*SOURCE DATA*.
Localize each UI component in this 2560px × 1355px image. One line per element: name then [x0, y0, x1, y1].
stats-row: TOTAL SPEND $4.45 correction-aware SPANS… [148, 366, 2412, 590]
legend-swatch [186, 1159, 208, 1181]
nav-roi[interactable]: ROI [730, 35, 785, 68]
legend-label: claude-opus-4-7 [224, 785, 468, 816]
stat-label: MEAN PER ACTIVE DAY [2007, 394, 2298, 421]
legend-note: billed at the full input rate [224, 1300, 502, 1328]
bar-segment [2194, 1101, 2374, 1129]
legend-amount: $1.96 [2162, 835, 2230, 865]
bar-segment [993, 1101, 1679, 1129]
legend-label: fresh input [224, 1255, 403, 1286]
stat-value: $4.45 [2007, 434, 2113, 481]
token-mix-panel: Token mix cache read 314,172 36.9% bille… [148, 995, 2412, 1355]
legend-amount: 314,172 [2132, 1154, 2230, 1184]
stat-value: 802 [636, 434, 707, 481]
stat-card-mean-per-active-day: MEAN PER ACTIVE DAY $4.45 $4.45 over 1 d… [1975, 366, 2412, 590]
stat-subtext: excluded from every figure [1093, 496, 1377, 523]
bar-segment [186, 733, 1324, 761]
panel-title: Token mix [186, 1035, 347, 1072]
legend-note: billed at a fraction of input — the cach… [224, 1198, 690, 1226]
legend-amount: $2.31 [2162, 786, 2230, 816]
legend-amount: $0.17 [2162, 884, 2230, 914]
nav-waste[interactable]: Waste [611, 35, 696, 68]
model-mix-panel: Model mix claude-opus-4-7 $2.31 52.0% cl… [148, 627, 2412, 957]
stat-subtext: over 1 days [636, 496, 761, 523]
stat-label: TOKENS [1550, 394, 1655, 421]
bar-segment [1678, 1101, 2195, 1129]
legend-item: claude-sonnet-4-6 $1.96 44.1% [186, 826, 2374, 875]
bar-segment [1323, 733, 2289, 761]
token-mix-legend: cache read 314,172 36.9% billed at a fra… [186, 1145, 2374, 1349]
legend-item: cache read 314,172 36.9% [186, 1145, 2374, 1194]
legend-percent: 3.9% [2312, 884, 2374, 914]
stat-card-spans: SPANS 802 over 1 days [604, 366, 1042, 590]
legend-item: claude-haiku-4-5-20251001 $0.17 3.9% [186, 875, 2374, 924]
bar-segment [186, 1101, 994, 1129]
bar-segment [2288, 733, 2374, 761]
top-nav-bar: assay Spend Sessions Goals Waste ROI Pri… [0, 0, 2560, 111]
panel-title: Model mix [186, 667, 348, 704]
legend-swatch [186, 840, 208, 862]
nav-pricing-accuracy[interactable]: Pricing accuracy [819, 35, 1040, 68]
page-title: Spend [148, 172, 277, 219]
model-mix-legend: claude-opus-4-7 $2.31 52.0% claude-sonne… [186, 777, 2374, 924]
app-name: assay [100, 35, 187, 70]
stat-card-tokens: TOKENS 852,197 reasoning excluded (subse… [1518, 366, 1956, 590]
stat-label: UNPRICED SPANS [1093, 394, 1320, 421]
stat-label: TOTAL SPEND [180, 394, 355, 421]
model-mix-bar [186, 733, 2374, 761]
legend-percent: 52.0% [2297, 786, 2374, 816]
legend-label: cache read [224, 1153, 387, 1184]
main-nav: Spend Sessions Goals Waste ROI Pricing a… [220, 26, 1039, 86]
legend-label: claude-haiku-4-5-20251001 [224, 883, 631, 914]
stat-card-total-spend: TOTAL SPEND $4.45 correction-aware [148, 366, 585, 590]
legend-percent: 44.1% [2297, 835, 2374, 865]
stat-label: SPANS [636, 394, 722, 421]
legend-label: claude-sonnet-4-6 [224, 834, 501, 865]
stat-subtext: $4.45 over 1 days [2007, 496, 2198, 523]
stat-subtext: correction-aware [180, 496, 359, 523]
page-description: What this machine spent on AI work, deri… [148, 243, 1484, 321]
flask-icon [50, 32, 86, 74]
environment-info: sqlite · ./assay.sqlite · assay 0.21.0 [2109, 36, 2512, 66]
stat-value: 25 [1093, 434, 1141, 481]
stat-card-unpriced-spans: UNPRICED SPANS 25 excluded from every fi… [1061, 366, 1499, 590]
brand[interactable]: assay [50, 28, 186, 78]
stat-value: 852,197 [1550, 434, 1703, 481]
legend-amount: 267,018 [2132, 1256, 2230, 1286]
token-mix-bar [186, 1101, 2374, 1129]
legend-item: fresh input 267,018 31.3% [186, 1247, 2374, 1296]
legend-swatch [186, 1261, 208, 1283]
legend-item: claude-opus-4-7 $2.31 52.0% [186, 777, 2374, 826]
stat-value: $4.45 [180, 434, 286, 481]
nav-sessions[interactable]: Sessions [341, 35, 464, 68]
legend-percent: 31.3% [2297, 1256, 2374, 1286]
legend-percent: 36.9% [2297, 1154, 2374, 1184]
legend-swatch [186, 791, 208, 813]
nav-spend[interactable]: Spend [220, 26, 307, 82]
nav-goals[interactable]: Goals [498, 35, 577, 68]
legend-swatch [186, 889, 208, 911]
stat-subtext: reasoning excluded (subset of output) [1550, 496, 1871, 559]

*WHAT THIS TASK INVOLVES*.
All of the material must be given again without any change.

*YOUR RESPONSE*.
Localize each UI component in this 2560px × 1355px image. One line per element: name then [x0, y0, x1, y1].
stats-row: TOTAL SPEND $4.45 correction-aware SPANS… [148, 366, 2412, 590]
legend-swatch [186, 1159, 208, 1181]
nav-roi[interactable]: ROI [730, 35, 785, 68]
legend-label: claude-opus-4-7 [224, 785, 468, 816]
stat-label: MEAN PER ACTIVE DAY [2007, 394, 2298, 421]
legend-note: billed at the full input rate [224, 1300, 502, 1328]
bar-segment [2194, 1101, 2374, 1129]
legend-amount: $1.96 [2162, 835, 2230, 865]
bar-segment [993, 1101, 1679, 1129]
legend-label: fresh input [224, 1255, 403, 1286]
stat-value: $4.45 [2007, 434, 2113, 481]
token-mix-panel: Token mix cache read 314,172 36.9% bille… [148, 995, 2412, 1355]
legend-amount: 314,172 [2132, 1154, 2230, 1184]
stat-value: 802 [636, 434, 707, 481]
stat-card-mean-per-active-day: MEAN PER ACTIVE DAY $4.45 $4.45 over 1 d… [1975, 366, 2412, 590]
stat-subtext: excluded from every figure [1093, 496, 1377, 523]
bar-segment [186, 733, 1324, 761]
panel-title: Token mix [186, 1035, 347, 1072]
legend-note: billed at a fraction of input — the cach… [224, 1198, 690, 1226]
legend-amount: $2.31 [2162, 786, 2230, 816]
legend-amount: $0.17 [2162, 884, 2230, 914]
nav-waste[interactable]: Waste [611, 35, 696, 68]
model-mix-panel: Model mix claude-opus-4-7 $2.31 52.0% cl… [148, 627, 2412, 957]
stat-subtext: over 1 days [636, 496, 761, 523]
stat-label: TOKENS [1550, 394, 1655, 421]
bar-segment [1678, 1101, 2195, 1129]
legend-item: claude-sonnet-4-6 $1.96 44.1% [186, 826, 2374, 875]
bar-segment [1323, 733, 2289, 761]
token-mix-legend: cache read 314,172 36.9% billed at a fra… [186, 1145, 2374, 1349]
legend-item: cache read 314,172 36.9% [186, 1145, 2374, 1194]
legend-percent: 3.9% [2312, 884, 2374, 914]
stat-card-spans: SPANS 802 over 1 days [604, 366, 1042, 590]
legend-item: claude-haiku-4-5-20251001 $0.17 3.9% [186, 875, 2374, 924]
bar-segment [186, 1101, 994, 1129]
bar-segment [2288, 733, 2374, 761]
top-nav-bar: assay Spend Sessions Goals Waste ROI Pri… [0, 0, 2560, 111]
panel-title: Model mix [186, 667, 348, 704]
legend-swatch [186, 840, 208, 862]
nav-pricing-accuracy[interactable]: Pricing accuracy [819, 35, 1040, 68]
page-title: Spend [148, 172, 277, 219]
model-mix-legend: claude-opus-4-7 $2.31 52.0% claude-sonne… [186, 777, 2374, 924]
app-name: assay [100, 35, 187, 70]
stat-card-tokens: TOKENS 852,197 reasoning excluded (subse… [1518, 366, 1956, 590]
stat-label: UNPRICED SPANS [1093, 394, 1320, 421]
stat-label: TOTAL SPEND [180, 394, 355, 421]
model-mix-bar [186, 733, 2374, 761]
legend-percent: 52.0% [2297, 786, 2374, 816]
legend-label: cache read [224, 1153, 387, 1184]
main-nav: Spend Sessions Goals Waste ROI Pricing a… [220, 26, 1039, 86]
legend-label: claude-haiku-4-5-20251001 [224, 883, 631, 914]
stat-card-total-spend: TOTAL SPEND $4.45 correction-aware [148, 366, 585, 590]
legend-percent: 44.1% [2297, 835, 2374, 865]
stat-label: SPANS [636, 394, 722, 421]
legend-label: claude-sonnet-4-6 [224, 834, 501, 865]
stat-subtext: $4.45 over 1 days [2007, 496, 2198, 523]
stat-subtext: correction-aware [180, 496, 359, 523]
page-description: What this machine spent on AI work, deri… [148, 243, 1484, 321]
flask-icon [50, 32, 86, 74]
environment-info: sqlite · ./assay.sqlite · assay 0.21.0 [2109, 36, 2512, 66]
stat-value: 25 [1093, 434, 1141, 481]
stat-card-unpriced-spans: UNPRICED SPANS 25 excluded from every fi… [1061, 366, 1499, 590]
brand[interactable]: assay [50, 28, 186, 78]
stat-value: 852,197 [1550, 434, 1703, 481]
legend-amount: 267,018 [2132, 1256, 2230, 1286]
token-mix-bar [186, 1101, 2374, 1129]
legend-item: fresh input 267,018 31.3% [186, 1247, 2374, 1296]
legend-swatch [186, 1261, 208, 1283]
legend-item: claude-opus-4-7 $2.31 52.0% [186, 777, 2374, 826]
stat-value: $4.45 [180, 434, 286, 481]
nav-sessions[interactable]: Sessions [341, 35, 464, 68]
legend-percent: 31.3% [2297, 1256, 2374, 1286]
legend-percent: 36.9% [2297, 1154, 2374, 1184]
legend-swatch [186, 791, 208, 813]
nav-spend[interactable]: Spend [220, 26, 307, 82]
nav-goals[interactable]: Goals [498, 35, 577, 68]
legend-swatch [186, 889, 208, 911]
stat-subtext: reasoning excluded (subset of output) [1550, 496, 1871, 559]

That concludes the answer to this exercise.